• [What is being asked]:
Pick out each line of the records in which the word "screenshot" appears.

[Data entries]
=-=-=

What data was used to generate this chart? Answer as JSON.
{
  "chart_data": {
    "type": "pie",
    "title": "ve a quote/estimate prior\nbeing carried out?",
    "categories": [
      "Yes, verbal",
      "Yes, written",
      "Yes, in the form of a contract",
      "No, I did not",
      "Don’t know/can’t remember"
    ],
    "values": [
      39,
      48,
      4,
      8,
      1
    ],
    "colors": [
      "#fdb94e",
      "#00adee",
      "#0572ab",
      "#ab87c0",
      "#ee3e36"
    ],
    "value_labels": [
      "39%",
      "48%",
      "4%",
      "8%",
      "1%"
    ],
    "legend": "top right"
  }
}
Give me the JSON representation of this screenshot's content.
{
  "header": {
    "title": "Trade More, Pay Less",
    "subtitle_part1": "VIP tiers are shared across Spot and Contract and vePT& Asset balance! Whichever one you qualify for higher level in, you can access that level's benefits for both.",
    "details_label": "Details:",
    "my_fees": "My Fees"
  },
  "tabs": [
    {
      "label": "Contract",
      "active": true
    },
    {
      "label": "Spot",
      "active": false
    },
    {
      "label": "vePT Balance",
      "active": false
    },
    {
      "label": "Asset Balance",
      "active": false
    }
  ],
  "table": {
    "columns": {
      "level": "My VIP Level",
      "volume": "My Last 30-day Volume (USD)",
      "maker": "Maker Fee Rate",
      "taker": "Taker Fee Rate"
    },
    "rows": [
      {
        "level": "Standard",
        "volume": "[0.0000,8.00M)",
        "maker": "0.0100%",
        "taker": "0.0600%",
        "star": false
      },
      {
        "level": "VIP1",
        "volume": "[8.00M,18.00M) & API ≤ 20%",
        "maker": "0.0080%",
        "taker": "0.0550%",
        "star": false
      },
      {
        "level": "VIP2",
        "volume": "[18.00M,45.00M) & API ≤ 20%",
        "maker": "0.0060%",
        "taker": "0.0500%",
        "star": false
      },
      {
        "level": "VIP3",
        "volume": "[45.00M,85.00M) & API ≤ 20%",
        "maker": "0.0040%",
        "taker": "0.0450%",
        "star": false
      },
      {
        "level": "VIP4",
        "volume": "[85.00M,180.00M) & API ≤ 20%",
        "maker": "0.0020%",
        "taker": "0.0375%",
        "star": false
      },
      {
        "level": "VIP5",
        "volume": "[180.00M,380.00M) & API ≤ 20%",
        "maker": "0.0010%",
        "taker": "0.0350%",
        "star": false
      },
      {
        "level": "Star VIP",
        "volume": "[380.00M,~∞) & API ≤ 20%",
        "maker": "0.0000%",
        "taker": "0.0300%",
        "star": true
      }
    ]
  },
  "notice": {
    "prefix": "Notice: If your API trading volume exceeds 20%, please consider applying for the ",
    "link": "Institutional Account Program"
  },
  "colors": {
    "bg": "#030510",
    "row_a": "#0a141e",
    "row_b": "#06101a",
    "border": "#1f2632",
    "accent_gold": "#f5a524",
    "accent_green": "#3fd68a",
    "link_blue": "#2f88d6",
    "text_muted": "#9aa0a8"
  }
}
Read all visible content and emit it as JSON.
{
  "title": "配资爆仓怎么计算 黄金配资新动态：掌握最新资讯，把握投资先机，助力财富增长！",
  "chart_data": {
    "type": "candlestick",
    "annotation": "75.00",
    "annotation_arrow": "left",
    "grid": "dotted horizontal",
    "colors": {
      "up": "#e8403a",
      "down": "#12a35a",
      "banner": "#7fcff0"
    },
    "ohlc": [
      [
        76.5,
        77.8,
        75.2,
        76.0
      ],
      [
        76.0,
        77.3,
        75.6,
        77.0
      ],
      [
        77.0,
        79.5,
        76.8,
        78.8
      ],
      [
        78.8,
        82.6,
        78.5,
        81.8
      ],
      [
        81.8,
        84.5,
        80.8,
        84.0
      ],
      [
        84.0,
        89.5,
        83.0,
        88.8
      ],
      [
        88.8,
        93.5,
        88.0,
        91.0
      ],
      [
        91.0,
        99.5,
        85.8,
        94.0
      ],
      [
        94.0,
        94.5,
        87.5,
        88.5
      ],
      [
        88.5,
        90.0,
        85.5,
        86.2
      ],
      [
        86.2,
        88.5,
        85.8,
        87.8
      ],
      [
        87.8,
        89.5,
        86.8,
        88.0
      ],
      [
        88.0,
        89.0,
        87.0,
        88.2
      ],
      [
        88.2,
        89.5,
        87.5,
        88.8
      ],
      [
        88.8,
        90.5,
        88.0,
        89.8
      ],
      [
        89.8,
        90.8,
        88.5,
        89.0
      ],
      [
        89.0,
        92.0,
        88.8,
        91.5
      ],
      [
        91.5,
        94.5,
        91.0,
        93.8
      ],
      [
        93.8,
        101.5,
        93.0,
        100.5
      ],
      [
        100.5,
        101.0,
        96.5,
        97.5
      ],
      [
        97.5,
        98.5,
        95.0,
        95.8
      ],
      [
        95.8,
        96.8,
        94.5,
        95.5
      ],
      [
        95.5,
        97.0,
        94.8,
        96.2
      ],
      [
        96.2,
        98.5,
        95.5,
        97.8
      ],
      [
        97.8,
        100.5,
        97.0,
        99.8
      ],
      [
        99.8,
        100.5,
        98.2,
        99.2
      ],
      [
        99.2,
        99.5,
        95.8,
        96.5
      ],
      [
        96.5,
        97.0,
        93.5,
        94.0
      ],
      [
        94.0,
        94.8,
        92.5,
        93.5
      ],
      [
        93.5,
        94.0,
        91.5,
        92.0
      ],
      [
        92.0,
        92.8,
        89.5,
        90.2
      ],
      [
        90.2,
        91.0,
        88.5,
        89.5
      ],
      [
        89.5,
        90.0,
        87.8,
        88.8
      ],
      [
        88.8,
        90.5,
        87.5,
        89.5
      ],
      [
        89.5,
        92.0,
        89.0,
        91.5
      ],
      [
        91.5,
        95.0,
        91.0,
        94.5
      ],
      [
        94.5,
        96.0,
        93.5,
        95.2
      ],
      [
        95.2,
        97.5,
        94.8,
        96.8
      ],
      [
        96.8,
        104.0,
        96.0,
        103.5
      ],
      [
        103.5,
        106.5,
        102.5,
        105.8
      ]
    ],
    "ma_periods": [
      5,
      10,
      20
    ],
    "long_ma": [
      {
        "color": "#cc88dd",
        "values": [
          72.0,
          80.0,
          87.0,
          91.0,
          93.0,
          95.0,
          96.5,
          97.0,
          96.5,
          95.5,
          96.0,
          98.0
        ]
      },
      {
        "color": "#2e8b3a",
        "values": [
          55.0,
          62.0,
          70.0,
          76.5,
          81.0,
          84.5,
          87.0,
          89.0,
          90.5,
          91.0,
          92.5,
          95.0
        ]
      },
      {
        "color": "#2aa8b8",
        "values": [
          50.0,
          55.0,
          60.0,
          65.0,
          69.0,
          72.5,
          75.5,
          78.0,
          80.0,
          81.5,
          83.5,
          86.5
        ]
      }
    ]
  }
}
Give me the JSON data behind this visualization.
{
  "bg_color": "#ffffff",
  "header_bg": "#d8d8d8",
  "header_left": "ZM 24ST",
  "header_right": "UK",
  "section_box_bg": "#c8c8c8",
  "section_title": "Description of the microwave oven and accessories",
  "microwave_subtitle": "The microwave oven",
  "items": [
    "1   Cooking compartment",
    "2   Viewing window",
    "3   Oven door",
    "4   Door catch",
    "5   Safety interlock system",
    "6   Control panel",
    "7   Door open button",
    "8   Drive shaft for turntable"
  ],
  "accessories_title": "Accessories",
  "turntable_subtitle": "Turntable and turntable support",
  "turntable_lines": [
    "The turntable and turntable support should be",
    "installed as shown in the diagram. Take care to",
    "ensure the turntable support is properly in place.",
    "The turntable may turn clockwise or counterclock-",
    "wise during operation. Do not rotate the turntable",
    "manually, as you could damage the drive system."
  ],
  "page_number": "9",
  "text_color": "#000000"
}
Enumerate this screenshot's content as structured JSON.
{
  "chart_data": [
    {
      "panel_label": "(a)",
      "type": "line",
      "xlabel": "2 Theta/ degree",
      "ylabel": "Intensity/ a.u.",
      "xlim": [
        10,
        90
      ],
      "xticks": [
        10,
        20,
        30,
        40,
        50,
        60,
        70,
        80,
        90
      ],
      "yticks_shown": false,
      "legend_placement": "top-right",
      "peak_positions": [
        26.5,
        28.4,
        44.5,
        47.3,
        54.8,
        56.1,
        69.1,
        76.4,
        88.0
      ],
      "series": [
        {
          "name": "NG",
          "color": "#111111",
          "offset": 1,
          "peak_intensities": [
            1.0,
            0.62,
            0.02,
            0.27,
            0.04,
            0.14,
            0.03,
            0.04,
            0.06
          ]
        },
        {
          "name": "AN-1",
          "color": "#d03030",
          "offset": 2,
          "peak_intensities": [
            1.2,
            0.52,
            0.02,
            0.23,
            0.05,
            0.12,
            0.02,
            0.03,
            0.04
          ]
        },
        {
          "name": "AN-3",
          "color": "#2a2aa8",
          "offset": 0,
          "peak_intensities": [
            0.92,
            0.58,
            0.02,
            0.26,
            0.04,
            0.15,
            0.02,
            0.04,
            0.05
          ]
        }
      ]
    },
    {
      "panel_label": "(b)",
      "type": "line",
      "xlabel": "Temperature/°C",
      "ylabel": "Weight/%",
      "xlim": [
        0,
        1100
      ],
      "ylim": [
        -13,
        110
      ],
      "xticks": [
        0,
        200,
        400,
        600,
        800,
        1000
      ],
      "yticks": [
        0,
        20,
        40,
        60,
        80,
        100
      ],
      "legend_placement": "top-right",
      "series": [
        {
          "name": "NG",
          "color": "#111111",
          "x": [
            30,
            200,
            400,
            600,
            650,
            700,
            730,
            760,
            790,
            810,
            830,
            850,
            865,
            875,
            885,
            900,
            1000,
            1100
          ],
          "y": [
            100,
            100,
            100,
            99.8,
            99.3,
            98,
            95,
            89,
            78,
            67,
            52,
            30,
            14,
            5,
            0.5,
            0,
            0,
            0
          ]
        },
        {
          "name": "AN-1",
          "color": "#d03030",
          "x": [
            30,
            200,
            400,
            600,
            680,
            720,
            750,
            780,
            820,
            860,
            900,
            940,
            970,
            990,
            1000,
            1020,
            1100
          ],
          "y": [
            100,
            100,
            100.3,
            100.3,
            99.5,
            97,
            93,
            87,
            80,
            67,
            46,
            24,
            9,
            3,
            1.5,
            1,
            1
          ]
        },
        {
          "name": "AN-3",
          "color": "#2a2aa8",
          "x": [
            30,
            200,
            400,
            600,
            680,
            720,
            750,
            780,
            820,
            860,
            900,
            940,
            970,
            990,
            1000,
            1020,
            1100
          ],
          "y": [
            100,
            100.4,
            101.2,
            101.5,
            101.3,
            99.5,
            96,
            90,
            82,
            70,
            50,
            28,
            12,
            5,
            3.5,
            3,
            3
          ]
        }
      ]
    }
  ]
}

=-=-=

• [The completed task]:
Give me the JSON representation of this screenshot's content.
Enumerate this screenshot's content as structured JSON.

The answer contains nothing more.